What needs to be done:
How many lines in the entries below contain "detached"? Answer with the number only.

Data shown:
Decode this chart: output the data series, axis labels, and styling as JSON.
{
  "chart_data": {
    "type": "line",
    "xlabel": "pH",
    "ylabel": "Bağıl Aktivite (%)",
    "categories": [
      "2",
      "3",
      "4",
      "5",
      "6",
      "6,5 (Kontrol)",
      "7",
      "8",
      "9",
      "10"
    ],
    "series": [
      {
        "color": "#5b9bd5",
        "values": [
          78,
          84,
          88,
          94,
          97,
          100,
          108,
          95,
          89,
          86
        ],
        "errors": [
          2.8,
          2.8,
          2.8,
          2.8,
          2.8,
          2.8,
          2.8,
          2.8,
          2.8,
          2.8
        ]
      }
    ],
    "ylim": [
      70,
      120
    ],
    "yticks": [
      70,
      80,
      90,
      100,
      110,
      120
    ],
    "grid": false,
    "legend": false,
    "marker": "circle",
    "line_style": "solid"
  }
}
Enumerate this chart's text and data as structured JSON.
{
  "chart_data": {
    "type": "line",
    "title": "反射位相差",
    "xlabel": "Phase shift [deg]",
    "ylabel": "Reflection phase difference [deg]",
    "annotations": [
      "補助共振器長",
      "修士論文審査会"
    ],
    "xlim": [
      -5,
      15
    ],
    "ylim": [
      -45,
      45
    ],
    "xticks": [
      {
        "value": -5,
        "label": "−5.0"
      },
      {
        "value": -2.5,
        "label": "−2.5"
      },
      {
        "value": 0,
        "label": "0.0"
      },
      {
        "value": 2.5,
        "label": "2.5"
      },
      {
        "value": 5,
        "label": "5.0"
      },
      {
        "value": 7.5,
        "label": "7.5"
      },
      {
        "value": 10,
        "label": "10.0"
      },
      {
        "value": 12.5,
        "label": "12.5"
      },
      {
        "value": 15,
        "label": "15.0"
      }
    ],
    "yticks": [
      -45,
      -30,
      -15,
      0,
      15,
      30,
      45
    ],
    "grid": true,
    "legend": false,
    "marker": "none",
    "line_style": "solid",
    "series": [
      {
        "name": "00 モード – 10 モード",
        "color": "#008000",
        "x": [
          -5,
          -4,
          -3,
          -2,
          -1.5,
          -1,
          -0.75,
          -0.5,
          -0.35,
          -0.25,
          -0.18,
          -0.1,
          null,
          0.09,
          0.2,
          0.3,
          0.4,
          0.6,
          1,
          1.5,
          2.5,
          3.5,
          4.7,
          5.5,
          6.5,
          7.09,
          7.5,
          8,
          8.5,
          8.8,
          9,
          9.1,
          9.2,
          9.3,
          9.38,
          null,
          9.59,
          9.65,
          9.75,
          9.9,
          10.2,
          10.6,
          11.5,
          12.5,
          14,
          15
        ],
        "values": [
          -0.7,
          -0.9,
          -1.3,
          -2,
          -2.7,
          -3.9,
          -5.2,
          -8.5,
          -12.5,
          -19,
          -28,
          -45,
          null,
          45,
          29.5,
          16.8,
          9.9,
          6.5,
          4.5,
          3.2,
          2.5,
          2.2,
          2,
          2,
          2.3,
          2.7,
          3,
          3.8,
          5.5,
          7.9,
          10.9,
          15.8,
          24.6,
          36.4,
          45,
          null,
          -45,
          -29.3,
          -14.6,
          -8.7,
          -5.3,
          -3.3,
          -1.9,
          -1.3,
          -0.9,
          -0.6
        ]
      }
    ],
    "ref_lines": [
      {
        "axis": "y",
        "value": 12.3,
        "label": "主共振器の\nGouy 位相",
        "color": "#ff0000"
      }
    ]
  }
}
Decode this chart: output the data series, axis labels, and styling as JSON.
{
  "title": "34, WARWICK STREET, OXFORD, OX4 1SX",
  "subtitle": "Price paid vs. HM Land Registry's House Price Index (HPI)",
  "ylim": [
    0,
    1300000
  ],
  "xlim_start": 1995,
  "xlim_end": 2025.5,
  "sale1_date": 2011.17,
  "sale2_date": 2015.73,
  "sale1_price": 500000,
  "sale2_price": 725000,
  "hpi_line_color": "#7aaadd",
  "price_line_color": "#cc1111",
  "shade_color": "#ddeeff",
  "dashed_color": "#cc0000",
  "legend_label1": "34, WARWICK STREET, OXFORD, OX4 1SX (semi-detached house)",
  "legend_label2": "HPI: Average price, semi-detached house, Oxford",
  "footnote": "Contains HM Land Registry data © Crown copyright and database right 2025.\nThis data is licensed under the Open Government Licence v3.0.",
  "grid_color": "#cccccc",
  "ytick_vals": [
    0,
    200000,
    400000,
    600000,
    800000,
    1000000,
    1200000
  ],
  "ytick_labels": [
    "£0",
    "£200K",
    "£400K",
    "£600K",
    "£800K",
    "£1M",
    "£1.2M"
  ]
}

The completed task:
2